§ **Available data**
══════
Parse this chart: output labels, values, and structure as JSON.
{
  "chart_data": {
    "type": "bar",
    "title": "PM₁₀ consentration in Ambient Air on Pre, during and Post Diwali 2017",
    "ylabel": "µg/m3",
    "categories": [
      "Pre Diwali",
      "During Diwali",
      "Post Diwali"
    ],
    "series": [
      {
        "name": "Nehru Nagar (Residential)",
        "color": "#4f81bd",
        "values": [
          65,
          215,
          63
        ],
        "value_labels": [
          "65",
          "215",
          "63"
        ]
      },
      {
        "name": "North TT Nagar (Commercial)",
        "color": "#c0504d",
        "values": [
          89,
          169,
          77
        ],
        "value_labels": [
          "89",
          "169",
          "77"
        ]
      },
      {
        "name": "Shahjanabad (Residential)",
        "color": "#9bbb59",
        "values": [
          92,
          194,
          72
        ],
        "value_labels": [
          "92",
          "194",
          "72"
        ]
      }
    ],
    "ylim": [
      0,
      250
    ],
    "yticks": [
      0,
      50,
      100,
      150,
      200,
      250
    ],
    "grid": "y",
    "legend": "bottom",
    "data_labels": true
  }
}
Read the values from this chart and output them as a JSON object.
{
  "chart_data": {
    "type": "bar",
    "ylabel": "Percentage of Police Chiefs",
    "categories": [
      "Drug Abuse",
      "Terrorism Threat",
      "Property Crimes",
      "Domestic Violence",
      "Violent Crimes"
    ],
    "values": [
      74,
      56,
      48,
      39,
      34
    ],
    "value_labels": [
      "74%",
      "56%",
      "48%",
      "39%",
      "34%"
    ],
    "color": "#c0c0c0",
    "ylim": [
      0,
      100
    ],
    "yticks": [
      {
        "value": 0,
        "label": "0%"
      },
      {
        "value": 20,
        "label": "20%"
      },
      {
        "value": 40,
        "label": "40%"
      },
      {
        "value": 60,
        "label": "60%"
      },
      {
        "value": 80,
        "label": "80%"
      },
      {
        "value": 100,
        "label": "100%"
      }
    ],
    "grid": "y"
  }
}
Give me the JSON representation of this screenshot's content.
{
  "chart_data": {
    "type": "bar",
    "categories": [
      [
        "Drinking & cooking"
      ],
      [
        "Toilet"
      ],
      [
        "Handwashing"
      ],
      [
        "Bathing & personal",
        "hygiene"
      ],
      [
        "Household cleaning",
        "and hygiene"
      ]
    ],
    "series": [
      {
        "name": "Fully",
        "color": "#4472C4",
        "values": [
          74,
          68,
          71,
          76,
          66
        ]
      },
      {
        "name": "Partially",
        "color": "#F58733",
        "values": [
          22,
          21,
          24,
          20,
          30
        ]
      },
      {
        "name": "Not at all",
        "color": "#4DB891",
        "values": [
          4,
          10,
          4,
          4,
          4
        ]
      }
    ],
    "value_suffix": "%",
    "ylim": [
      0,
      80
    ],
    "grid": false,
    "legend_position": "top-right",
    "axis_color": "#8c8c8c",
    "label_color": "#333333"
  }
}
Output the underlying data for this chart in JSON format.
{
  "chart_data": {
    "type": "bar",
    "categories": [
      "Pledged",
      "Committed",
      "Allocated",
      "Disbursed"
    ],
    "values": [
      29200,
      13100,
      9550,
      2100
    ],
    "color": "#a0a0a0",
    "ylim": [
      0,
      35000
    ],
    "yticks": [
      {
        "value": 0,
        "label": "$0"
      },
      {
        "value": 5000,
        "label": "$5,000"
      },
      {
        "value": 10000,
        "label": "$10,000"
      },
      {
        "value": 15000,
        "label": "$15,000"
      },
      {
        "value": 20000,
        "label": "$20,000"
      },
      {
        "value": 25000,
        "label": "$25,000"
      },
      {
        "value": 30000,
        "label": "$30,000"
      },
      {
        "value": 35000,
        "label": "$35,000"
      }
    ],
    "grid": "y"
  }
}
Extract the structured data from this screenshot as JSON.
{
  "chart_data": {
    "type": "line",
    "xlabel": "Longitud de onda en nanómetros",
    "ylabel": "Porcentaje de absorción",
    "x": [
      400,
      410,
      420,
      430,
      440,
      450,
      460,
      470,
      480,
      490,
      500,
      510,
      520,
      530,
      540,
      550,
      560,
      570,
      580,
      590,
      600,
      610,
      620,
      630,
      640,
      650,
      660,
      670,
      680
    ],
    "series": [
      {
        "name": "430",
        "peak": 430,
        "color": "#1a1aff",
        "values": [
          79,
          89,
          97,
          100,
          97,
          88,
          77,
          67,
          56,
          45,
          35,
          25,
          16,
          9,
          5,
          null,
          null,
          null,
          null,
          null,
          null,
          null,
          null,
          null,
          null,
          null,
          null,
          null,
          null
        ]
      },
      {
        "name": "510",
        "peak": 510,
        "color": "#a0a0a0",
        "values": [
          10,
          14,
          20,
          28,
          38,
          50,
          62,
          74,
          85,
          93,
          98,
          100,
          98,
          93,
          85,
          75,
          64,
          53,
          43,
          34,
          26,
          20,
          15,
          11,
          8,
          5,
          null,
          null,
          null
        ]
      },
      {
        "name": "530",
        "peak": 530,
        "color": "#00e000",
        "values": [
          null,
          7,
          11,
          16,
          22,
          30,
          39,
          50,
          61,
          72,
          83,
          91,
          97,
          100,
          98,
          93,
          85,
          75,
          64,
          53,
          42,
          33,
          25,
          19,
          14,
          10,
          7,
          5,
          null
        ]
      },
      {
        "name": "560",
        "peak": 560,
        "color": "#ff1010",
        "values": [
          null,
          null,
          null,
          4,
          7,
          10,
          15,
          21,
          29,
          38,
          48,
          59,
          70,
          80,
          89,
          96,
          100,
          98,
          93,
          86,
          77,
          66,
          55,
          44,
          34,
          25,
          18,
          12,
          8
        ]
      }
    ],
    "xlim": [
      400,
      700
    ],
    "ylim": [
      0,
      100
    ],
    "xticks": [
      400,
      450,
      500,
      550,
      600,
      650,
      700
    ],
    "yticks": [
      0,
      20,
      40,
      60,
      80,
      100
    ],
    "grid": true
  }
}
══════
§ **Written exercise**
Transcribe the data. Leave every line exactly as it is.

§ **Expected output**
Parse this chart: output labels, values, and structure as JSON.
{
  "chart_data": {
    "type": "bar",
    "title": "PM₁₀ consentration in Ambient Air on Pre, during and Post Diwali 2017",
    "ylabel": "µg/m3",
    "categories": [
      "Pre Diwali",
      "During Diwali",
      "Post Diwali"
    ],
    "series": [
      {
        "name": "Nehru Nagar (Residential)",
        "color": "#4f81bd",
        "values": [
          65,
          215,
          63
        ],
        "value_labels": [
          "65",
          "215",
          "63"
        ]
      },
      {
        "name": "North TT Nagar (Commercial)",
        "color": "#c0504d",
        "values": [
          89,
          169,
          77
        ],
        "value_labels": [
          "89",
          "169",
          "77"
        ]
      },
      {
        "name": "Shahjanabad (Residential)",
        "color": "#9bbb59",
        "values": [
          92,
          194,
          72
        ],
        "value_labels": [
          "92",
          "194",
          "72"
        ]
      }
    ],
    "ylim": [
      0,
      250
    ],
    "yticks": [
      0,
      50,
      100,
      150,
      200,
      250
    ],
    "grid": "y",
    "legend": "bottom",
    "data_labels": true
  }
}
Read the values from this chart and output them as a JSON object.
{
  "chart_data": {
    "type": "bar",
    "ylabel": "Percentage of Police Chiefs",
    "categories": [
      "Drug Abuse",
      "Terrorism Threat",
      "Property Crimes",
      "Domestic Violence",
      "Violent Crimes"
    ],
    "values": [
      74,
      56,
      48,
      39,
      34
    ],
    "value_labels": [
      "74%",
      "56%",
      "48%",
      "39%",
      "34%"
    ],
    "color": "#c0c0c0",
    "ylim": [
      0,
      100
    ],
    "yticks": [
      {
        "value": 0,
        "label": "0%"
      },
      {
        "value": 20,
        "label": "20%"
      },
      {
        "value": 40,
        "label": "40%"
      },
      {
        "value": 60,
        "label": "60%"
      },
      {
        "value": 80,
        "label": "80%"
      },
      {
        "value": 100,
        "label": "100%"
      }
    ],
    "grid": "y"
  }
}
Give me the JSON representation of this screenshot's content.
{
  "chart_data": {
    "type": "bar",
    "categories": [
      [
        "Drinking & cooking"
      ],
      [
        "Toilet"
      ],
      [
        "Handwashing"
      ],
      [
        "Bathing & personal",
        "hygiene"
      ],
      [
        "Household cleaning",
        "and hygiene"
      ]
    ],
    "series": [
      {
        "name": "Fully",
        "color": "#4472C4",
        "values": [
          74,
          68,
          71,
          76,
          66
        ]
      },
      {
        "name": "Partially",
        "color": "#F58733",
        "values": [
          22,
          21,
          24,
          20,
          30
        ]
      },
      {
        "name": "Not at all",
        "color": "#4DB891",
        "values": [
          4,
          10,
          4,
          4,
          4
        ]
      }
    ],
    "value_suffix": "%",
    "ylim": [
      0,
      80
    ],
    "grid": false,
    "legend_position": "top-right",
    "axis_color": "#8c8c8c",
    "label_color": "#333333"
  }
}
Output the underlying data for this chart in JSON format.
{
  "chart_data": {
    "type": "bar",
    "categories": [
      "Pledged",
      "Committed",
      "Allocated",
      "Disbursed"
    ],
    "values": [
      29200,
      13100,
      9550,
      2100
    ],
    "color": "#a0a0a0",
    "ylim": [
      0,
      35000
    ],
    "yticks": [
      {
        "value": 0,
        "label": "$0"
      },
      {
        "value": 5000,
        "label": "$5,000"
      },
      {
        "value": 10000,
        "label": "$10,000"
      },
      {
        "value": 15000,
        "label": "$15,000"
      },
      {
        "value": 20000,
        "label": "$20,000"
      },
      {
        "value": 25000,
        "label": "$25,000"
      },
      {
        "value": 30000,
        "label": "$30,000"
      },
      {
        "value": 35000,
        "label": "$35,000"
      }
    ],
    "grid": "y"
  }
}
Extract the structured data from this screenshot as JSON.
{
  "chart_data": {
    "type": "line",
    "xlabel": "Longitud de onda en nanómetros",
    "ylabel": "Porcentaje de absorción",
    "x": [
      400,
      410,
      420,
      430,
      440,
      450,
      460,
      470,
      480,
      490,
      500,
      510,
      520,
      530,
      540,
      550,
      560,
      570,
      580,
      590,
      600,
      610,
      620,
      630,
      640,
      650,
      660,
      670,
      680
    ],
    "series": [
      {
        "name": "430",
        "peak": 430,
        "color": "#1a1aff",
        "values": [
          79,
          89,
          97,
          100,
          97,
          88,
          77,
          67,
          56,
          45,
          35,
          25,
          16,
          9,
          5,
          null,
          null,
          null,
          null,
          null,
          null,
          null,
          null,
          null,
          null,
          null,
          null,
          null,
          null
        ]
      },
      {
        "name": "510",
        "peak": 510,
        "color": "#a0a0a0",
        "values": [
          10,
          14,
          20,
          28,
          38,
          50,
          62,
          74,
          85,
          93,
          98,
          100,
          98,
          93,
          85,
          75,
          64,
          53,
          43,
          34,
          26,
          20,
          15,
          11,
          8,
          5,
          null,
          null,
          null
        ]
      },
      {
        "name": "530",
        "peak": 530,
        "color": "#00e000",
        "values": [
          null,
          7,
          11,
          16,
          22,
          30,
          39,
          50,
          61,
          72,
          83,
          91,
          97,
          100,
          98,
          93,
          85,
          75,
          64,
          53,
          42,
          33,
          25,
          19,
          14,
          10,
          7,
          5,
          null
        ]
      },
      {
        "name": "560",
        "peak": 560,
        "color": "#ff1010",
        "values": [
          null,
          null,
          null,
          4,
          7,
          10,
          15,
          21,
          29,
          38,
          48,
          59,
          70,
          80,
          89,
          96,
          100,
          98,
          93,
          86,
          77,
          66,
          55,
          44,
          34,
          25,
          18,
          12,
          8
        ]
      }
    ],
    "xlim": [
      400,
      700
    ],
    "ylim": [
      0,
      100
    ],
    "xticks": [
      400,
      450,
      500,
      550,
      600,
      650,
      700
    ],
    "yticks": [
      0,
      20,
      40,
      60,
      80,
      100
    ],
    "grid": true
  }
}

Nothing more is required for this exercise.